Start of DATA

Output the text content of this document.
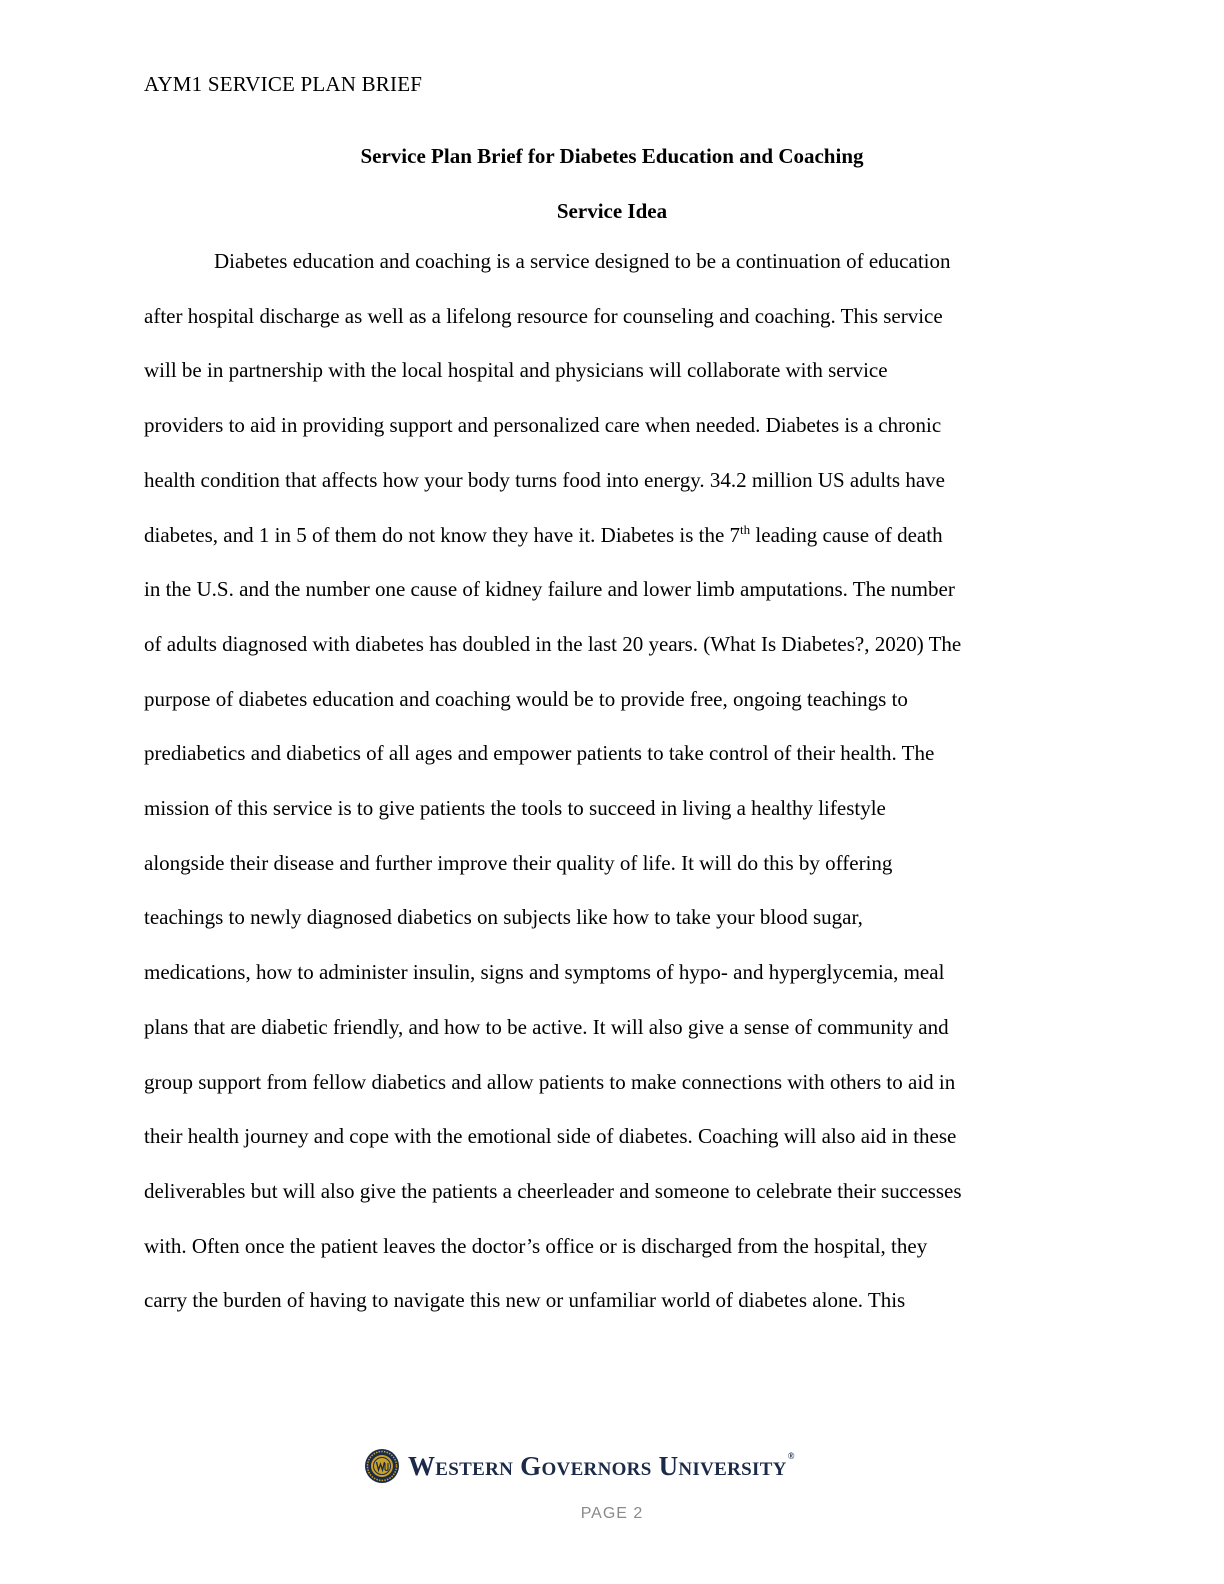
AYM1 SERVICE PLAN BRIEF
Service Plan Brief for Diabetes Education and Coaching
Service Idea
Diabetes education and coaching is a service designed to be a continuation of education
after hospital discharge as well as a lifelong resource for counseling and coaching. This service
will be in partnership with the local hospital and physicians will collaborate with service
providers to aid in providing support and personalized care when needed. Diabetes is a chronic
health condition that affects how your body turns food into energy. 34.2 million US adults have
diabetes, and 1 in 5 of them do not know they have it. Diabetes is the 7th leading cause of death
in the U.S. and the number one cause of kidney failure and lower limb amputations. The number
of adults diagnosed with diabetes has doubled in the last 20 years. (What Is Diabetes?, 2020) The
purpose of diabetes education and coaching would be to provide free, ongoing teachings to
prediabetics and diabetics of all ages and empower patients to take control of their health. The
mission of this service is to give patients the tools to succeed in living a healthy lifestyle
alongside their disease and further improve their quality of life. It will do this by offering
teachings to newly diagnosed diabetics on subjects like how to take your blood sugar,
medications, how to administer insulin, signs and symptoms of hypo- and hyperglycemia, meal
plans that are diabetic friendly, and how to be active. It will also give a sense of community and
group support from fellow diabetics and allow patients to make connections with others to aid in
their health journey and cope with the emotional side of diabetes. Coaching will also aid in these
deliverables but will also give the patients a cheerleader and someone to celebrate their successes
with. Often once the patient leaves the doctor’s office or is discharged from the hospital, they
carry the burden of having to navigate this new or unfamiliar world of diabetes alone. This
Western Governors University®
PAGE 2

End of DATA

Repeat the listing exactly; do not print any picture.

• EXERCISE RESULT
Output the text content of this document.
AYM1 SERVICE PLAN BRIEF
Service Plan Brief for Diabetes Education and Coaching
Service Idea
Diabetes education and coaching is a service designed to be a continuation of education
after hospital discharge as well as a lifelong resource for counseling and coaching. This service
will be in partnership with the local hospital and physicians will collaborate with service
providers to aid in providing support and personalized care when needed. Diabetes is a chronic
health condition that affects how your body turns food into energy. 34.2 million US adults have
diabetes, and 1 in 5 of them do not know they have it. Diabetes is the 7th leading cause of death
in the U.S. and the number one cause of kidney failure and lower limb amputations. The number
of adults diagnosed with diabetes has doubled in the last 20 years. (What Is Diabetes?, 2020) The
purpose of diabetes education and coaching would be to provide free, ongoing teachings to
prediabetics and diabetics of all ages and empower patients to take control of their health. The
mission of this service is to give patients the tools to succeed in living a healthy lifestyle
alongside their disease and further improve their quality of life. It will do this by offering
teachings to newly diagnosed diabetics on subjects like how to take your blood sugar,
medications, how to administer insulin, signs and symptoms of hypo- and hyperglycemia, meal
plans that are diabetic friendly, and how to be active. It will also give a sense of community and
group support from fellow diabetics and allow patients to make connections with others to aid in
their health journey and cope with the emotional side of diabetes. Coaching will also aid in these
deliverables but will also give the patients a cheerleader and someone to celebrate their successes
with. Often once the patient leaves the doctor’s office or is discharged from the hospital, they
carry the burden of having to navigate this new or unfamiliar world of diabetes alone. This
Western Governors University®
PAGE 2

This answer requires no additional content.